Can you return the rows word for word, starting at the first one and ending with the one that contains "details-horizontal-trough[interactable] — [429, 906, 1169, 931]", with both of those included?

************

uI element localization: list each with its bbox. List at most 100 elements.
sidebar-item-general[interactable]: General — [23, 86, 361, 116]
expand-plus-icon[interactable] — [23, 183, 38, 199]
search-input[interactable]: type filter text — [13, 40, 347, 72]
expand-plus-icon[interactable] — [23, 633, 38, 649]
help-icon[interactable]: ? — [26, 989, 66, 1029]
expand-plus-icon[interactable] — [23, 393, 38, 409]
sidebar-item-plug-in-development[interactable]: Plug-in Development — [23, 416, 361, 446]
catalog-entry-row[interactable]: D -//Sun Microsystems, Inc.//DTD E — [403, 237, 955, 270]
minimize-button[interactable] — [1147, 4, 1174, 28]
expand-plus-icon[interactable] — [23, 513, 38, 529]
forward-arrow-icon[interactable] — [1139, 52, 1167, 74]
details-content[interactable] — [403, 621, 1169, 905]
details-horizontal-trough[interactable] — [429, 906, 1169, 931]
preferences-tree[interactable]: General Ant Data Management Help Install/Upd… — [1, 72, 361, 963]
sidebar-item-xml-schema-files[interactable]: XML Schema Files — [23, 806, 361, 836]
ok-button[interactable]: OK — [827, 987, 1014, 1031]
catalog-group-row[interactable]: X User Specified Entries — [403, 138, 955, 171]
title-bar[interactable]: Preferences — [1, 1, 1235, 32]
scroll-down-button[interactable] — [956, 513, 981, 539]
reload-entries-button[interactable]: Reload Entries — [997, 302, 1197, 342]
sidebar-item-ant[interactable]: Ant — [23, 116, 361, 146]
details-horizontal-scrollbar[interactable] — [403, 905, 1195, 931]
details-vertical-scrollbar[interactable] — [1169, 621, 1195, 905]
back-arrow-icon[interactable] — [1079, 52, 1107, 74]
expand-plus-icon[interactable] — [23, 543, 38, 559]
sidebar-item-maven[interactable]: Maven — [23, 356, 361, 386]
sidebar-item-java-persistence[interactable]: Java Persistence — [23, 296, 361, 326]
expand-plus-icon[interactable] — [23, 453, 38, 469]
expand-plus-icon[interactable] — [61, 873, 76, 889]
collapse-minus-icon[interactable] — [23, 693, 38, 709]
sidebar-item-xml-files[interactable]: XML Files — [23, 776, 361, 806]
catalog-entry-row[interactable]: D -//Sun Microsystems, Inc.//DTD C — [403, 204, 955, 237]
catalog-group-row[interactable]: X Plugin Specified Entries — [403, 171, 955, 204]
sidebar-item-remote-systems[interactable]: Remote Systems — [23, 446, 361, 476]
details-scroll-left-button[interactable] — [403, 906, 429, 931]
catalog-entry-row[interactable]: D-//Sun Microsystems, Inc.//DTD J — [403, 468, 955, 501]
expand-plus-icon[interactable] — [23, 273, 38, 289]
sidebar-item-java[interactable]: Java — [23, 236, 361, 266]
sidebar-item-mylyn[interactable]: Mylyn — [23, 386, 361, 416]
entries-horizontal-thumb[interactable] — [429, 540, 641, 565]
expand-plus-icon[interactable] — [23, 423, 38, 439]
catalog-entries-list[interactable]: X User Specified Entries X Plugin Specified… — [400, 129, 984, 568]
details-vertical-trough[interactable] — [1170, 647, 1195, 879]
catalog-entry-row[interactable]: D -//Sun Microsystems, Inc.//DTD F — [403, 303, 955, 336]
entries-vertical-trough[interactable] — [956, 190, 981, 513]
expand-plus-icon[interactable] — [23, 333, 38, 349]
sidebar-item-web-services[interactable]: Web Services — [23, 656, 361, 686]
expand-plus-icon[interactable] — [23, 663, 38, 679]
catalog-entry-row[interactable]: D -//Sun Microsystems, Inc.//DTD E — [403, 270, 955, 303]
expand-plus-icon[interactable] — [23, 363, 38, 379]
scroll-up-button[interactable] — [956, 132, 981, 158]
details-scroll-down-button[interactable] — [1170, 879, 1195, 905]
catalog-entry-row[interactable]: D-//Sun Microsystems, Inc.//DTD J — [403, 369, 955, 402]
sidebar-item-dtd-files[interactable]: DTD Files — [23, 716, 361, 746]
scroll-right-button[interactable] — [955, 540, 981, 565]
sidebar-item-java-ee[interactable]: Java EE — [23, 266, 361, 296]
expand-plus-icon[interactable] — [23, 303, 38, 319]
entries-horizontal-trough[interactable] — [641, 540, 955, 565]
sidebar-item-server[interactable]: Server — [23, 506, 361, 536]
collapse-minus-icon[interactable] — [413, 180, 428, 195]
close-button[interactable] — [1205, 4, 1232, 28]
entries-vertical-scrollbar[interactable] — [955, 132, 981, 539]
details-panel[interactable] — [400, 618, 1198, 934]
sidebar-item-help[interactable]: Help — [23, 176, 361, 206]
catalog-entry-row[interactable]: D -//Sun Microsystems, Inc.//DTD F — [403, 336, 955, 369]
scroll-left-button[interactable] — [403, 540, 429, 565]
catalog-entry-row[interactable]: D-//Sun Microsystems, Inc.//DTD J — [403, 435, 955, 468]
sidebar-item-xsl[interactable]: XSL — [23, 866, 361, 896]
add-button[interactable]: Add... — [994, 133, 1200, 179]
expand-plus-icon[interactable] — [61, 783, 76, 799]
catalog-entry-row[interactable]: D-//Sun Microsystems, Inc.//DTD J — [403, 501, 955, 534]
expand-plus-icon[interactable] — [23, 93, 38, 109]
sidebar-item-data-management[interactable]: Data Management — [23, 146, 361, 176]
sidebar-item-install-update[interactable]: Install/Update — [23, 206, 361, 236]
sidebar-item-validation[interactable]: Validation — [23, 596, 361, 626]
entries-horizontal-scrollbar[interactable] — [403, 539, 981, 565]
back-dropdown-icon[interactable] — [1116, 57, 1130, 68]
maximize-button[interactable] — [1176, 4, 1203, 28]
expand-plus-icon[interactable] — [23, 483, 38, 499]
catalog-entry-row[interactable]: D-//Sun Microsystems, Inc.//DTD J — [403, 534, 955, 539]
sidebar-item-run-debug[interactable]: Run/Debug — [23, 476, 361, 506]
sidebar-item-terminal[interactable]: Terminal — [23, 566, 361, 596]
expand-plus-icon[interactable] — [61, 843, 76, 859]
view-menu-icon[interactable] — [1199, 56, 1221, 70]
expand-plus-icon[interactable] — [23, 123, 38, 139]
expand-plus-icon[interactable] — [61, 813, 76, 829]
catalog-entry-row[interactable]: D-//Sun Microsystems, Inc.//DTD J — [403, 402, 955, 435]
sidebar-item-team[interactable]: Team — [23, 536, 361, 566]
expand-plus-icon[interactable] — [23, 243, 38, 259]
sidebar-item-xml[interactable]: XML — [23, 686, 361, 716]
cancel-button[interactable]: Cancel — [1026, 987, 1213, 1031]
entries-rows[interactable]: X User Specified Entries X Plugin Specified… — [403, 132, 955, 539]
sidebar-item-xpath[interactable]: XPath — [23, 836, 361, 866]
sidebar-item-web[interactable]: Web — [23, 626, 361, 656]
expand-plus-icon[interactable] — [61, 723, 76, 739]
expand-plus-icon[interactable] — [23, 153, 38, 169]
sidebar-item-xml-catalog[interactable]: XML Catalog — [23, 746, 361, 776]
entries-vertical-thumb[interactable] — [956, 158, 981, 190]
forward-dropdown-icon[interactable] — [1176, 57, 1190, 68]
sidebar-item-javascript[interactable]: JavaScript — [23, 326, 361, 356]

************

**Solution**
uI element localization: list each with its bbox. List at most 100 elements.
sidebar-item-general[interactable]: General — [23, 86, 361, 116]
expand-plus-icon[interactable] — [23, 183, 38, 199]
search-input[interactable]: type filter text — [13, 40, 347, 72]
expand-plus-icon[interactable] — [23, 633, 38, 649]
help-icon[interactable]: ? — [26, 989, 66, 1029]
expand-plus-icon[interactable] — [23, 393, 38, 409]
sidebar-item-plug-in-development[interactable]: Plug-in Development — [23, 416, 361, 446]
catalog-entry-row[interactable]: D -//Sun Microsystems, Inc.//DTD E — [403, 237, 955, 270]
minimize-button[interactable] — [1147, 4, 1174, 28]
expand-plus-icon[interactable] — [23, 513, 38, 529]
forward-arrow-icon[interactable] — [1139, 52, 1167, 74]
details-content[interactable] — [403, 621, 1169, 905]
details-horizontal-trough[interactable] — [429, 906, 1169, 931]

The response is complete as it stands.